─── RECORDS FOR THIS TASK ───
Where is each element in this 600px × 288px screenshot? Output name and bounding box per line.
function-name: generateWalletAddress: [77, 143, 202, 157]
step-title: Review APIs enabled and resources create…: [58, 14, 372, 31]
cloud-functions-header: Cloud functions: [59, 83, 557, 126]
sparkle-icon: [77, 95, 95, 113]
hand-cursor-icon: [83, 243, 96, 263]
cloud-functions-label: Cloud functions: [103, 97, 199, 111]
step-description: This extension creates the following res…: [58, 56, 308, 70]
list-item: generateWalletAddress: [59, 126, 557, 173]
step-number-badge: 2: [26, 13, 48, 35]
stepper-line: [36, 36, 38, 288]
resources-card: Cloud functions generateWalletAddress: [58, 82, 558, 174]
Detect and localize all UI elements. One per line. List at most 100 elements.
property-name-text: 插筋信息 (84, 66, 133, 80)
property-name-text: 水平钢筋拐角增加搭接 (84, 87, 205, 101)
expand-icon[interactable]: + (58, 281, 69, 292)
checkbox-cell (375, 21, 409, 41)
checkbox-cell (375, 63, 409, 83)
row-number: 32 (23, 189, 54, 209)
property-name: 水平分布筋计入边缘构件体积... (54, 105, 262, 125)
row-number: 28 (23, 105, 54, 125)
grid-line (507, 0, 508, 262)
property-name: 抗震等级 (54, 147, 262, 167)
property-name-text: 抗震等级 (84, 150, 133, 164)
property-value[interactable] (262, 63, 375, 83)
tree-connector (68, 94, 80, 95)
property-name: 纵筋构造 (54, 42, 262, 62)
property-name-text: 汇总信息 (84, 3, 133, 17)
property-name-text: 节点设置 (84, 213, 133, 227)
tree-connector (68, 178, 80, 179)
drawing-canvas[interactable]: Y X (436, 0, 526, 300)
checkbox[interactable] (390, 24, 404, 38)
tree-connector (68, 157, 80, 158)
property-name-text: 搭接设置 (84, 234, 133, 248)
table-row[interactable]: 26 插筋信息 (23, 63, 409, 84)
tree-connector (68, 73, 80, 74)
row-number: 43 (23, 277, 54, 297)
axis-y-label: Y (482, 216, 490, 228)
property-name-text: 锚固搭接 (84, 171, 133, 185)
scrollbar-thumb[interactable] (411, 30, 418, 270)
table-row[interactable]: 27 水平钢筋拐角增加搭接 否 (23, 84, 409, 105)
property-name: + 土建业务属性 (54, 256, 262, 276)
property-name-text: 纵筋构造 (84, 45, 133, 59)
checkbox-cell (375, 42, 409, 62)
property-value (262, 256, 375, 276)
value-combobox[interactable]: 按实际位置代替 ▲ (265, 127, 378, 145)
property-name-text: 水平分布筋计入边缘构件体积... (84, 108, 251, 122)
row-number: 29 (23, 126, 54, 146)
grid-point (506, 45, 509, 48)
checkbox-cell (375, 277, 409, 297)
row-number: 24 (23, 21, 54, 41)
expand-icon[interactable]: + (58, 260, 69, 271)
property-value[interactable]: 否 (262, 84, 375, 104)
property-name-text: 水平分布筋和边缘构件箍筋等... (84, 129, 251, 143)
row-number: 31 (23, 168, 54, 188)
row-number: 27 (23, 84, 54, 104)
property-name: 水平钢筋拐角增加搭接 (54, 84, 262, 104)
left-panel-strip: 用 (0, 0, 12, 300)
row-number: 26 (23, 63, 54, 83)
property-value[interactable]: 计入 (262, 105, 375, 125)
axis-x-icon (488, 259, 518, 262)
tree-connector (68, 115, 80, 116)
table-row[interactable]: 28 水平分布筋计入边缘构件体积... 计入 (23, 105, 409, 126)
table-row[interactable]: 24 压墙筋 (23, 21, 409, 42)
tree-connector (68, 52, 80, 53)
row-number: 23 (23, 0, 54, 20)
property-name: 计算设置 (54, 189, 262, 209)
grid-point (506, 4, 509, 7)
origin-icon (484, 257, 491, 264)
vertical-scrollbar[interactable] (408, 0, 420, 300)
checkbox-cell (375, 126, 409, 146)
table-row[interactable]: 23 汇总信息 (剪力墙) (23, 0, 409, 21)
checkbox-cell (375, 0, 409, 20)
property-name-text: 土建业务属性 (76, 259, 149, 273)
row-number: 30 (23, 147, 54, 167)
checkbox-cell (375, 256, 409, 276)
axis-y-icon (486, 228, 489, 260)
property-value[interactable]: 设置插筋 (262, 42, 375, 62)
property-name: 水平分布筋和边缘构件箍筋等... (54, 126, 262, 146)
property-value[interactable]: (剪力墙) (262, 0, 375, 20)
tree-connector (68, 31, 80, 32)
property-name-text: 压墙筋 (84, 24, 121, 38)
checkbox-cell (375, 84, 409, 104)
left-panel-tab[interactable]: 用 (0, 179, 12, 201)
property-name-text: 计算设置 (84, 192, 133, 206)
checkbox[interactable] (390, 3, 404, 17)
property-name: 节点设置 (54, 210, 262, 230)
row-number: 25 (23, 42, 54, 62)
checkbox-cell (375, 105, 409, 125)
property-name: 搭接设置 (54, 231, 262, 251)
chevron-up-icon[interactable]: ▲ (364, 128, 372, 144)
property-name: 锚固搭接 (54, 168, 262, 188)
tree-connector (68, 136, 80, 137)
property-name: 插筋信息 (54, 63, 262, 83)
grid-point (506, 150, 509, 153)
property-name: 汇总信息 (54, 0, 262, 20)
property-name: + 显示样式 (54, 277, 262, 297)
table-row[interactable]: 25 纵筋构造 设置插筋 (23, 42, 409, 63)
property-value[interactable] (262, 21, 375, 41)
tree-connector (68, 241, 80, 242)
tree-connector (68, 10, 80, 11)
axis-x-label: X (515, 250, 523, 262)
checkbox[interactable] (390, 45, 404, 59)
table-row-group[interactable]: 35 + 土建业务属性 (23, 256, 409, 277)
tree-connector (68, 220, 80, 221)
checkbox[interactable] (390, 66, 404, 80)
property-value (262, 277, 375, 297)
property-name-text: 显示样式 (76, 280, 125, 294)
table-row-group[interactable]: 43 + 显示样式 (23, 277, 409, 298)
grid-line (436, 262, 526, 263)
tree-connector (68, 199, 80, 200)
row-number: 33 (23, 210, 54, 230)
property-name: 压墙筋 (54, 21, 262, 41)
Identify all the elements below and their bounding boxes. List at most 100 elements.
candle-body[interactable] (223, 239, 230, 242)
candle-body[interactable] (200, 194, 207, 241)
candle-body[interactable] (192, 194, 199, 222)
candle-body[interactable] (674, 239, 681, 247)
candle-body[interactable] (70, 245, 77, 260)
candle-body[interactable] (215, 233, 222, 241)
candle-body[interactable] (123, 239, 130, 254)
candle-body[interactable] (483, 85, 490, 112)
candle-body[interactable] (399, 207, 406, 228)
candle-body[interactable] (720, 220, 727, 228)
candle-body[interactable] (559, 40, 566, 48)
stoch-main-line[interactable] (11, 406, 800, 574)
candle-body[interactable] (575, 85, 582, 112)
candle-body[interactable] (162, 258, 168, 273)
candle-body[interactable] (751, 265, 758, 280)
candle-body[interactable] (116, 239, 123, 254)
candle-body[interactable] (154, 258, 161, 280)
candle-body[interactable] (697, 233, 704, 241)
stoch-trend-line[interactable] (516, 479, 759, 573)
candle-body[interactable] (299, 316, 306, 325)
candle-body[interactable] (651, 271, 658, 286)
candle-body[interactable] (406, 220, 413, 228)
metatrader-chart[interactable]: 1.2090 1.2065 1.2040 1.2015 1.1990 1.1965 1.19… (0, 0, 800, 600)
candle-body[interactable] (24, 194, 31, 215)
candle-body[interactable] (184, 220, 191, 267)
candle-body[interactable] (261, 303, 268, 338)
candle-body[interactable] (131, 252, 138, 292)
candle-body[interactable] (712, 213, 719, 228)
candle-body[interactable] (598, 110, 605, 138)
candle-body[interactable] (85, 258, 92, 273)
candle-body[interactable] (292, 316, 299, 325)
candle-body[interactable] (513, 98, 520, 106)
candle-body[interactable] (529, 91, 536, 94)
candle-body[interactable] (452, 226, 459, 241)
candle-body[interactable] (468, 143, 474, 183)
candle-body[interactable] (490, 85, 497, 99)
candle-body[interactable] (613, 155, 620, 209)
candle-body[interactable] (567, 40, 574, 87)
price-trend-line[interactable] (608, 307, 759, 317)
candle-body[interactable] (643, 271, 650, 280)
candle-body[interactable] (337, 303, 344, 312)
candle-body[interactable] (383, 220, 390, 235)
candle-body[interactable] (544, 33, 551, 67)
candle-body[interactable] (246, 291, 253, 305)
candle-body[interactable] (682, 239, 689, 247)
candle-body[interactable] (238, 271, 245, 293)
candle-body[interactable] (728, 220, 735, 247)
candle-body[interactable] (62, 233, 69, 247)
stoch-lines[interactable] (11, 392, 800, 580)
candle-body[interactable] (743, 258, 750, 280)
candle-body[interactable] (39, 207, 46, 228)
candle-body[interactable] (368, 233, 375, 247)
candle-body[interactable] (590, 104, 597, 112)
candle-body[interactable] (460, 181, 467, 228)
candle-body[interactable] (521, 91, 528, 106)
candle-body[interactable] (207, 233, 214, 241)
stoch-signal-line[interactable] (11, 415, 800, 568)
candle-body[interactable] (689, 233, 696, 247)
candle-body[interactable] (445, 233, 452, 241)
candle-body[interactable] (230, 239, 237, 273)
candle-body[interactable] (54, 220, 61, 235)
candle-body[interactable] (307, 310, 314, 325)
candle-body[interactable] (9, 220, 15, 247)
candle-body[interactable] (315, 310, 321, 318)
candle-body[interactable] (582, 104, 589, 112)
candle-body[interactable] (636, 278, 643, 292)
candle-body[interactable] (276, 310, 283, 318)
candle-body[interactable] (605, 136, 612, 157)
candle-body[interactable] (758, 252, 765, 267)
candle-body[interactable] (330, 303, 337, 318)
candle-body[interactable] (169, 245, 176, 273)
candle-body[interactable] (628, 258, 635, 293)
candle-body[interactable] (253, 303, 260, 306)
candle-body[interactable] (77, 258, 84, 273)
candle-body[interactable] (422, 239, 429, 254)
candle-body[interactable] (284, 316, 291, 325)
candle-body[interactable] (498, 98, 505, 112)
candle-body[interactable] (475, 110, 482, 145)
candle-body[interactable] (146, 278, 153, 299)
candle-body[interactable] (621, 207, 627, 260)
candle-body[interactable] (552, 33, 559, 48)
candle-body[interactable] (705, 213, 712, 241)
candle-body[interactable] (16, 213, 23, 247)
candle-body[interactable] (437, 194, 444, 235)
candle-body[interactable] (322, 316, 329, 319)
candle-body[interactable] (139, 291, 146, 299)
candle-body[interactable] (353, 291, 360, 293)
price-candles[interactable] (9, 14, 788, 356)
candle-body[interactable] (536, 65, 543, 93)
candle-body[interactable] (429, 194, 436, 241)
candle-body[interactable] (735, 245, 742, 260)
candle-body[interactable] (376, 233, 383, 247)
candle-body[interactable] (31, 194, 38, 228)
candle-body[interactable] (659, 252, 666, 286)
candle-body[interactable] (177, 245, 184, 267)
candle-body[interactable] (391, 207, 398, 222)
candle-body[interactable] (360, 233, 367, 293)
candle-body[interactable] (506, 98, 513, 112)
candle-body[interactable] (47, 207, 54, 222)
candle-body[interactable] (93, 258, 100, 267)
───
Copy out the rows from the first line through the line containing "tree-connector (68, 73, 80, 74)", inclusive, keeping every line unchanged.

- RESULT
Where is each element in this 600px × 288px screenshot? Output name and bounding box per line.
function-name: generateWalletAddress: [77, 143, 202, 157]
step-title: Review APIs enabled and resources create…: [58, 14, 372, 31]
cloud-functions-header: Cloud functions: [59, 83, 557, 126]
sparkle-icon: [77, 95, 95, 113]
hand-cursor-icon: [83, 243, 96, 263]
cloud-functions-label: Cloud functions: [103, 97, 199, 111]
step-description: This extension creates the following res…: [58, 56, 308, 70]
list-item: generateWalletAddress: [59, 126, 557, 173]
step-number-badge: 2: [26, 13, 48, 35]
stepper-line: [36, 36, 38, 288]
resources-card: Cloud functions generateWalletAddress: [58, 82, 558, 174]
Detect and localize all UI elements. One per line. List at most 100 elements.
property-name-text: 插筋信息 (84, 66, 133, 80)
property-name-text: 水平钢筋拐角增加搭接 (84, 87, 205, 101)
expand-icon[interactable]: + (58, 281, 69, 292)
checkbox-cell (375, 21, 409, 41)
checkbox-cell (375, 63, 409, 83)
row-number: 32 (23, 189, 54, 209)
property-name: 水平分布筋计入边缘构件体积... (54, 105, 262, 125)
row-number: 28 (23, 105, 54, 125)
grid-line (507, 0, 508, 262)
property-name: 抗震等级 (54, 147, 262, 167)
property-name-text: 抗震等级 (84, 150, 133, 164)
property-value[interactable] (262, 63, 375, 83)
tree-connector (68, 94, 80, 95)
property-name: 纵筋构造 (54, 42, 262, 62)
property-name-text: 汇总信息 (84, 3, 133, 17)
property-name-text: 节点设置 (84, 213, 133, 227)
tree-connector (68, 178, 80, 179)
drawing-canvas[interactable]: Y X (436, 0, 526, 300)
checkbox[interactable] (390, 24, 404, 38)
tree-connector (68, 157, 80, 158)
property-name-text: 搭接设置 (84, 234, 133, 248)
table-row[interactable]: 26 插筋信息 (23, 63, 409, 84)
tree-connector (68, 73, 80, 74)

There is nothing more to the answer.